Gather every line of the entries that includes the word "Product".

- _Supplied information_
--- begin ---

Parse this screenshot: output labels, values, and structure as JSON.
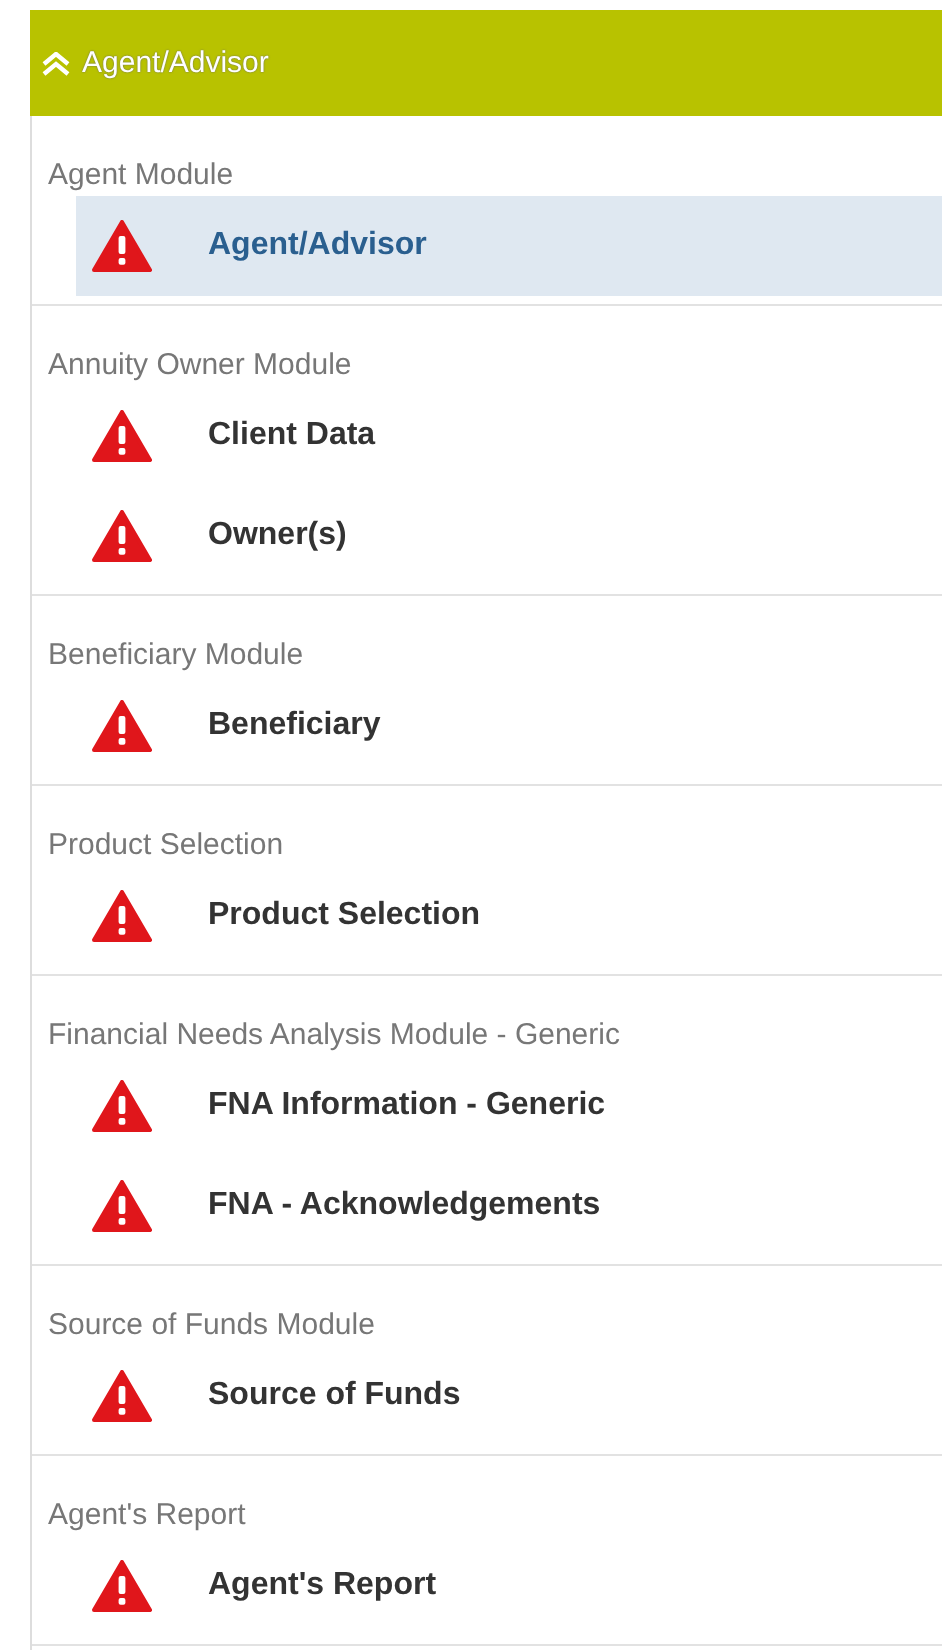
{
  "header": {
    "title": "Agent/Advisor",
    "expanded": true
  },
  "sections": [
    {
      "label": "Agent Module",
      "items": [
        {
          "label": "Agent/Advisor",
          "selected": true
        }
      ]
    },
    {
      "label": "Annuity Owner Module",
      "items": [
        {
          "label": "Client Data",
          "selected": false
        },
        {
          "label": "Owner(s)",
          "selected": false
        }
      ]
    },
    {
      "label": "Beneficiary Module",
      "items": [
        {
          "label": "Beneficiary",
          "selected": false
        }
      ]
    },
    {
      "label": "Product Selection",
      "items": [
        {
          "label": "Product Selection",
          "selected": false
        }
      ]
    },
    {
      "label": "Financial Needs Analysis Module - Generic",
      "items": [
        {
          "label": "FNA Information - Generic",
          "selected": false
        },
        {
          "label": "FNA - Acknowledgements",
          "selected": false
        }
      ]
    },
    {
      "label": "Source of Funds Module",
      "items": [
        {
          "label": "Source of Funds",
          "selected": false
        }
      ]
    },
    {
      "label": "Agent's Report",
      "items": [
        {
          "label": "Agent's Report",
          "selected": false
        }
      ]
    }
  ]
}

--- end ---

- _Solution for this exercise_
      "label": "Product Selection",
          "label": "Product Selection",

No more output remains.